-------- DATA FOR THE TASK

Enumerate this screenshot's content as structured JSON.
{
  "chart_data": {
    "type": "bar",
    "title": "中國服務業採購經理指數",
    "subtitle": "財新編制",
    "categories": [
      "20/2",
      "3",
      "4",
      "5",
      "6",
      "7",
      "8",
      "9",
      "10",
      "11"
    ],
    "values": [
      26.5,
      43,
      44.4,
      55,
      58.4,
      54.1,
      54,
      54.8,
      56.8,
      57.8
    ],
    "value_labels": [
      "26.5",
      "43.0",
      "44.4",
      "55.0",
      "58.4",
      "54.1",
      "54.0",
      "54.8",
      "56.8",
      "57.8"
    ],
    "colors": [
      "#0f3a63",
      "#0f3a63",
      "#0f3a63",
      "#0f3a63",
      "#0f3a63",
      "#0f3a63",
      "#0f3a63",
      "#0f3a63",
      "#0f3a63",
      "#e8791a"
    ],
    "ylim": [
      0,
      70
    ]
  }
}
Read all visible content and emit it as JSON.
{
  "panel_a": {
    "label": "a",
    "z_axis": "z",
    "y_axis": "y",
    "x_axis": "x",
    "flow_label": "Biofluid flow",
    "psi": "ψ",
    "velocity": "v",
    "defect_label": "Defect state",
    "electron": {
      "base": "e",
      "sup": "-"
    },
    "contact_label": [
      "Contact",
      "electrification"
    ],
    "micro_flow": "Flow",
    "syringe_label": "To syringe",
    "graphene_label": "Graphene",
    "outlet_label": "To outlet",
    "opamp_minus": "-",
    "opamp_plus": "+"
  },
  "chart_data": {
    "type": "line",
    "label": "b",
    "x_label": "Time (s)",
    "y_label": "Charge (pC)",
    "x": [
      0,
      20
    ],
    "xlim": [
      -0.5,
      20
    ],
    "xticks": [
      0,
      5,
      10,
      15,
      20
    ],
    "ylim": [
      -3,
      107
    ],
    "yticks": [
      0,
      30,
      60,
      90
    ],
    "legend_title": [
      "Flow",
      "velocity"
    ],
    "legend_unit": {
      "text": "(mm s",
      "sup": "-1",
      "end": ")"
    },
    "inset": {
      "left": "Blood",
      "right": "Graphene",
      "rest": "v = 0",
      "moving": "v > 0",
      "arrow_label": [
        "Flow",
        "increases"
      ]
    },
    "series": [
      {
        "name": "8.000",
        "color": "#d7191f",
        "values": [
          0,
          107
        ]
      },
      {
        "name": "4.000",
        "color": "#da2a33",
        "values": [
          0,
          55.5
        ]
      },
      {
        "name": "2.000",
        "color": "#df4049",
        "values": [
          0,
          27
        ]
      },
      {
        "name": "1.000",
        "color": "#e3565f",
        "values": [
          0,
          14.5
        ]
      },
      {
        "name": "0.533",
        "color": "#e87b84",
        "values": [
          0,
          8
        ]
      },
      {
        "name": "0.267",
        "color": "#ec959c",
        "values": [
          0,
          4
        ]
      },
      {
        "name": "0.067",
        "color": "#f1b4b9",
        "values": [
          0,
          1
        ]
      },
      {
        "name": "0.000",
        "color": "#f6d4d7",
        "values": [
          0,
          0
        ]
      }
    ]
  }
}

----------------

REQUIREMENT
Select every line where the word "JSON" occurs.

OUTPUT
Enumerate this screenshot's content as structured JSON.
Read all visible content and emit it as JSON.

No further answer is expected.